Reproduce every line of the items below verbatim, without changing a single character.

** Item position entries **
☆ ☆ ☆ ☆ ☆
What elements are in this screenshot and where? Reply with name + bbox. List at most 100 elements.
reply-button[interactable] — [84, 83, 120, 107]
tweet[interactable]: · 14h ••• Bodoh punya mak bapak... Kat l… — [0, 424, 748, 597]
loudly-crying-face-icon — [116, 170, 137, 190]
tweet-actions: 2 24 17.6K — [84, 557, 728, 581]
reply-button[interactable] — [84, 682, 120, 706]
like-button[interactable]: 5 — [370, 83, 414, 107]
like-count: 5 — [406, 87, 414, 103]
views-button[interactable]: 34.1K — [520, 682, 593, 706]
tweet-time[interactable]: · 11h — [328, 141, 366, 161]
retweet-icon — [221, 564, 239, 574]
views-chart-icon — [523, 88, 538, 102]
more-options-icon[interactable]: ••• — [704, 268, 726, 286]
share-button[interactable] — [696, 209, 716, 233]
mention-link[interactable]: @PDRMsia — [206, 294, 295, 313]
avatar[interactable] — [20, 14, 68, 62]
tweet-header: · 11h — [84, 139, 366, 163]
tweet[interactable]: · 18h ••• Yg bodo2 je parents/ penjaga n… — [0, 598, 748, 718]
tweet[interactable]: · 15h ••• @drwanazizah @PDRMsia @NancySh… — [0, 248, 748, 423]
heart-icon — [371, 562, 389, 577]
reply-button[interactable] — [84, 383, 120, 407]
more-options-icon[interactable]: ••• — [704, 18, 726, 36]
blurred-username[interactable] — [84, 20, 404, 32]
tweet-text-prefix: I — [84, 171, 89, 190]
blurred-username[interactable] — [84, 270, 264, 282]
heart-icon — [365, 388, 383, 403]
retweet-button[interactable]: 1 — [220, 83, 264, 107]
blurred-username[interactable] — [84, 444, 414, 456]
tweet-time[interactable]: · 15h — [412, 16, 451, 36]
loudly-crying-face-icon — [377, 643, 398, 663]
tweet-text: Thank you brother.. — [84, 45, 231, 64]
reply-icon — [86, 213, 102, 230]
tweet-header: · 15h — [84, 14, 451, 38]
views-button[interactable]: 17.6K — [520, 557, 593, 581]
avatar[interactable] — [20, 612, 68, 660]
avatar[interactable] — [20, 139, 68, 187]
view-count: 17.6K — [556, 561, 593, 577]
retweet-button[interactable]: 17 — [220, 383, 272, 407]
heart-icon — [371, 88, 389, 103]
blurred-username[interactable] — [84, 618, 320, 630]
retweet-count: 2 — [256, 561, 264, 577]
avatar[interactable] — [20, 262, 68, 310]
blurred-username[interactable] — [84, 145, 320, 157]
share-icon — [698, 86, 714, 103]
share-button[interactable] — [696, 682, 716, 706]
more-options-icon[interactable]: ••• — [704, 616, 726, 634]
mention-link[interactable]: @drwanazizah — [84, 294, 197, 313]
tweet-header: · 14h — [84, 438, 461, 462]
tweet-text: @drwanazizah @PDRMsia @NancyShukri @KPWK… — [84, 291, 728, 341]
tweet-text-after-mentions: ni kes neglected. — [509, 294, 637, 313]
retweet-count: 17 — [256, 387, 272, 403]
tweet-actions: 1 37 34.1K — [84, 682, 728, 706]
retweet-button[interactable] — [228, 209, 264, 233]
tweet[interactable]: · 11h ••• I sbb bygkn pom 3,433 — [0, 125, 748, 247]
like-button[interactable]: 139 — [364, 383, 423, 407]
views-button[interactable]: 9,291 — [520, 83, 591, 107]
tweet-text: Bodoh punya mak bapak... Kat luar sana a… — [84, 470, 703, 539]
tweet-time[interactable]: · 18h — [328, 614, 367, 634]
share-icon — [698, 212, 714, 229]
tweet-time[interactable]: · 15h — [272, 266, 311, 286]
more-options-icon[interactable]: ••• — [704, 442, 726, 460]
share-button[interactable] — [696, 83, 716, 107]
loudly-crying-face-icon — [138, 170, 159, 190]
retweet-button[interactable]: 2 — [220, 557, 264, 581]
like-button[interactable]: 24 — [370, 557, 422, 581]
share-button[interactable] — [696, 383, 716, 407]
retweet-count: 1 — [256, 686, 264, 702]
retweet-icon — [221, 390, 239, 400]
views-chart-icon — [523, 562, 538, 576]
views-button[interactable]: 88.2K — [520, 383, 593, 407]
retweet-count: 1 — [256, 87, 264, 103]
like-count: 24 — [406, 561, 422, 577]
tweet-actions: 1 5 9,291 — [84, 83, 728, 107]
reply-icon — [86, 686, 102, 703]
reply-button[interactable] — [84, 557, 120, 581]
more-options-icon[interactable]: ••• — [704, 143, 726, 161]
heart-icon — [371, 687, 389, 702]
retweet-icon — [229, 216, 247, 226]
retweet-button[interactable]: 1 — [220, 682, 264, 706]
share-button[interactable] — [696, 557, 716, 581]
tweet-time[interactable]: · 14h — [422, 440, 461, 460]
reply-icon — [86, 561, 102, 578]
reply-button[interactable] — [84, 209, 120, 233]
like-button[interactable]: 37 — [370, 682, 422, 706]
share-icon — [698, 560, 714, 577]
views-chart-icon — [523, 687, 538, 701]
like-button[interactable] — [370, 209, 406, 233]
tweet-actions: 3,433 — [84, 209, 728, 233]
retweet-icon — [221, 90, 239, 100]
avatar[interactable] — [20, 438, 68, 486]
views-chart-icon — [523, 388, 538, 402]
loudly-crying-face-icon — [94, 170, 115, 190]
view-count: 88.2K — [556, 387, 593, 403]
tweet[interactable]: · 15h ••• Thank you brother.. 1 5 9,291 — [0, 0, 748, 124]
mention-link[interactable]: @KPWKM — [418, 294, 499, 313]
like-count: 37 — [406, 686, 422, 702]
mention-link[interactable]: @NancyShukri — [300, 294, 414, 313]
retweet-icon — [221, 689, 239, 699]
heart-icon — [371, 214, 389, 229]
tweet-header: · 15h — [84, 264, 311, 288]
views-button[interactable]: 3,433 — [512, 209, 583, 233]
☆ ☆ ☆ ☆ ☆
** Answer to the task **
What elements are in this screenshot and where? Reply with name + bbox. List at most 100 elements.
reply-button[interactable] — [84, 83, 120, 107]
tweet[interactable]: · 14h ••• Bodoh punya mak bapak... Kat l… — [0, 424, 748, 597]
loudly-crying-face-icon — [116, 170, 137, 190]
tweet-actions: 2 24 17.6K — [84, 557, 728, 581]
reply-button[interactable] — [84, 682, 120, 706]
like-button[interactable]: 5 — [370, 83, 414, 107]
like-count: 5 — [406, 87, 414, 103]
views-button[interactable]: 34.1K — [520, 682, 593, 706]
tweet-time[interactable]: · 11h — [328, 141, 366, 161]
retweet-icon — [221, 564, 239, 574]
views-chart-icon — [523, 88, 538, 102]
more-options-icon[interactable]: ••• — [704, 268, 726, 286]
share-button[interactable] — [696, 209, 716, 233]
mention-link[interactable]: @PDRMsia — [206, 294, 295, 313]
avatar[interactable] — [20, 14, 68, 62]
tweet-header: · 11h — [84, 139, 366, 163]
tweet[interactable]: · 18h ••• Yg bodo2 je parents/ penjaga n… — [0, 598, 748, 718]
tweet[interactable]: · 15h ••• @drwanazizah @PDRMsia @NancySh… — [0, 248, 748, 423]
heart-icon — [371, 562, 389, 577]
reply-button[interactable] — [84, 383, 120, 407]
more-options-icon[interactable]: ••• — [704, 18, 726, 36]
blurred-username[interactable] — [84, 20, 404, 32]
tweet-text-prefix: I — [84, 171, 89, 190]
blurred-username[interactable] — [84, 270, 264, 282]
heart-icon — [365, 388, 383, 403]
retweet-button[interactable]: 1 — [220, 83, 264, 107]
blurred-username[interactable] — [84, 444, 414, 456]
tweet-time[interactable]: · 15h — [412, 16, 451, 36]
loudly-crying-face-icon — [377, 643, 398, 663]
tweet-text: Thank you brother.. — [84, 45, 231, 64]
reply-icon — [86, 213, 102, 230]
tweet-header: · 15h — [84, 14, 451, 38]
views-button[interactable]: 17.6K — [520, 557, 593, 581]
avatar[interactable] — [20, 612, 68, 660]
avatar[interactable] — [20, 139, 68, 187]
view-count: 17.6K — [556, 561, 593, 577]
retweet-button[interactable]: 17 — [220, 383, 272, 407]
heart-icon — [371, 88, 389, 103]
blurred-username[interactable] — [84, 618, 320, 630]
retweet-count: 2 — [256, 561, 264, 577]
avatar[interactable] — [20, 262, 68, 310]
blurred-username[interactable] — [84, 145, 320, 157]
share-icon — [698, 86, 714, 103]
share-button[interactable] — [696, 682, 716, 706]
more-options-icon[interactable]: ••• — [704, 616, 726, 634]
mention-link[interactable]: @drwanazizah — [84, 294, 197, 313]
tweet-header: · 14h — [84, 438, 461, 462]
tweet-text: @drwanazizah @PDRMsia @NancyShukri @KPWK… — [84, 291, 728, 341]
tweet-text-after-mentions: ni kes neglected. — [509, 294, 637, 313]
retweet-count: 17 — [256, 387, 272, 403]
tweet-actions: 1 37 34.1K — [84, 682, 728, 706]
retweet-button[interactable] — [228, 209, 264, 233]
tweet[interactable]: · 11h ••• I sbb bygkn pom 3,433 — [0, 125, 748, 247]
like-button[interactable]: 139 — [364, 383, 423, 407]
views-button[interactable]: 9,291 — [520, 83, 591, 107]
tweet-text: Bodoh punya mak bapak... Kat luar sana a… — [84, 470, 703, 539]
tweet-time[interactable]: · 18h — [328, 614, 367, 634]
share-icon — [698, 212, 714, 229]
tweet-time[interactable]: · 15h — [272, 266, 311, 286]
more-options-icon[interactable]: ••• — [704, 442, 726, 460]
share-button[interactable] — [696, 83, 716, 107]
loudly-crying-face-icon — [138, 170, 159, 190]
retweet-button[interactable]: 2 — [220, 557, 264, 581]
like-button[interactable]: 24 — [370, 557, 422, 581]
share-button[interactable] — [696, 383, 716, 407]
retweet-count: 1 — [256, 686, 264, 702]
retweet-icon — [221, 390, 239, 400]
views-chart-icon — [523, 562, 538, 576]
views-button[interactable]: 88.2K — [520, 383, 593, 407]
retweet-count: 1 — [256, 87, 264, 103]
like-count: 24 — [406, 561, 422, 577]
tweet-actions: 1 5 9,291 — [84, 83, 728, 107]
reply-icon — [86, 686, 102, 703]
reply-button[interactable] — [84, 557, 120, 581]
more-options-icon[interactable]: ••• — [704, 143, 726, 161]
heart-icon — [371, 687, 389, 702]
retweet-icon — [229, 216, 247, 226]
retweet-button[interactable]: 1 — [220, 682, 264, 706]
share-button[interactable] — [696, 557, 716, 581]
tweet-time[interactable]: · 14h — [422, 440, 461, 460]
reply-icon — [86, 561, 102, 578]
reply-button[interactable] — [84, 209, 120, 233]
like-button[interactable]: 37 — [370, 682, 422, 706]
share-icon — [698, 560, 714, 577]
views-chart-icon — [523, 687, 538, 701]
like-button[interactable] — [370, 209, 406, 233]
tweet-actions: 3,433 — [84, 209, 728, 233]
retweet-icon — [221, 90, 239, 100]
avatar[interactable] — [20, 438, 68, 486]
views-chart-icon — [523, 388, 538, 402]
loudly-crying-face-icon — [94, 170, 115, 190]
view-count: 88.2K — [556, 387, 593, 403]
tweet[interactable]: · 15h ••• Thank you brother.. 1 5 9,291 — [0, 0, 748, 124]
mention-link[interactable]: @KPWKM — [418, 294, 499, 313]
like-count: 37 — [406, 686, 422, 702]
mention-link[interactable]: @NancyShukri — [300, 294, 414, 313]
retweet-icon — [221, 689, 239, 699]
heart-icon — [371, 214, 389, 229]
tweet-header: · 15h — [84, 264, 311, 288]
views-button[interactable]: 3,433 — [512, 209, 583, 233]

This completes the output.